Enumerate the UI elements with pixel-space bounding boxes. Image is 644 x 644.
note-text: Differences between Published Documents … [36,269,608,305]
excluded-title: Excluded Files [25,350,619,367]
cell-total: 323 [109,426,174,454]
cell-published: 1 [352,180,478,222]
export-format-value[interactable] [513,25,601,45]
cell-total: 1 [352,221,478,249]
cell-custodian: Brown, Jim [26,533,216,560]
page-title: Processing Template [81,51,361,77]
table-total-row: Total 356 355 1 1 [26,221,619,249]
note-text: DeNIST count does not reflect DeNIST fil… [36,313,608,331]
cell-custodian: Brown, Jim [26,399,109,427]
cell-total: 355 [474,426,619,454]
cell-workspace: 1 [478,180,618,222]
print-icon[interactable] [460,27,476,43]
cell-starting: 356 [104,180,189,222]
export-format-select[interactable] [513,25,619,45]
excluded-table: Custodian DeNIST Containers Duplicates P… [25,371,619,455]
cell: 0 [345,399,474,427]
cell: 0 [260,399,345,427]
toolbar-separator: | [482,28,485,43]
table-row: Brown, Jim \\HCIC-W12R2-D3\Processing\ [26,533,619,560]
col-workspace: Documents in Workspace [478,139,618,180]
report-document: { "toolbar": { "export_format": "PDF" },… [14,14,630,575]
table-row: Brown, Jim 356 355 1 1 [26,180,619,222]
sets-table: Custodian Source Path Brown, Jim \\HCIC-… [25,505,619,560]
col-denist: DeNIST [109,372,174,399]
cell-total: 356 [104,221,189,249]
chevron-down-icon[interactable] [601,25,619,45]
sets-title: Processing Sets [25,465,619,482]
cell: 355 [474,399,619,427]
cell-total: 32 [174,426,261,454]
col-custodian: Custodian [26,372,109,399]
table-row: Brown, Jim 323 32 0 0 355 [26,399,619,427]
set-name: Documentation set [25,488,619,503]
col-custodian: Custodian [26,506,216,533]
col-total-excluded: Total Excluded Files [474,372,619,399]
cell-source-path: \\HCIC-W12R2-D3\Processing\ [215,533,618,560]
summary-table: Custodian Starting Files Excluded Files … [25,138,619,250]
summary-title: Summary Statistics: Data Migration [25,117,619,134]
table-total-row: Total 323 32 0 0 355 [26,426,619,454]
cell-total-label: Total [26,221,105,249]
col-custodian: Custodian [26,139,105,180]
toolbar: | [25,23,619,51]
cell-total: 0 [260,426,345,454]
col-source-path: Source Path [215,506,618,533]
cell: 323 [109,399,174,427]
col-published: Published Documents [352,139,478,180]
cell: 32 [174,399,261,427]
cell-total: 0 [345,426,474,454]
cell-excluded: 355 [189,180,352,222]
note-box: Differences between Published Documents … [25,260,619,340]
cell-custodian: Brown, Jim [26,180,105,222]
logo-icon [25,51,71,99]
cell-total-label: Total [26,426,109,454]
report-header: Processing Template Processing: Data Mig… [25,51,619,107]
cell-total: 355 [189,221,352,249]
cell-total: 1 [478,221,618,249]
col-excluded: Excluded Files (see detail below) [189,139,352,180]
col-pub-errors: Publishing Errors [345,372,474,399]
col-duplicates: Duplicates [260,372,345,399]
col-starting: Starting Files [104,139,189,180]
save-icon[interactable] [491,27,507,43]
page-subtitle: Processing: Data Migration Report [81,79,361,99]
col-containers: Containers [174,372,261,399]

----

PROBLEM STATEMENT:
Copy the data above again, from the first line through the line containing "toolbar-separator: | [482,28,485,43]", keeping both ends and every line unchanged.

TASK ANSWER:
Enumerate the UI elements with pixel-space bounding boxes. Image is 644 x 644.
note-text: Differences between Published Documents … [36,269,608,305]
excluded-title: Excluded Files [25,350,619,367]
cell-total: 323 [109,426,174,454]
cell-published: 1 [352,180,478,222]
export-format-value[interactable] [513,25,601,45]
cell-total: 1 [352,221,478,249]
cell-custodian: Brown, Jim [26,533,216,560]
page-title: Processing Template [81,51,361,77]
table-total-row: Total 356 355 1 1 [26,221,619,249]
note-text: DeNIST count does not reflect DeNIST fil… [36,313,608,331]
cell-custodian: Brown, Jim [26,399,109,427]
cell-total: 355 [474,426,619,454]
cell-workspace: 1 [478,180,618,222]
print-icon[interactable] [460,27,476,43]
cell-starting: 356 [104,180,189,222]
export-format-select[interactable] [513,25,619,45]
excluded-table: Custodian DeNIST Containers Duplicates P… [25,371,619,455]
cell: 0 [345,399,474,427]
cell: 0 [260,399,345,427]
toolbar-separator: | [482,28,485,43]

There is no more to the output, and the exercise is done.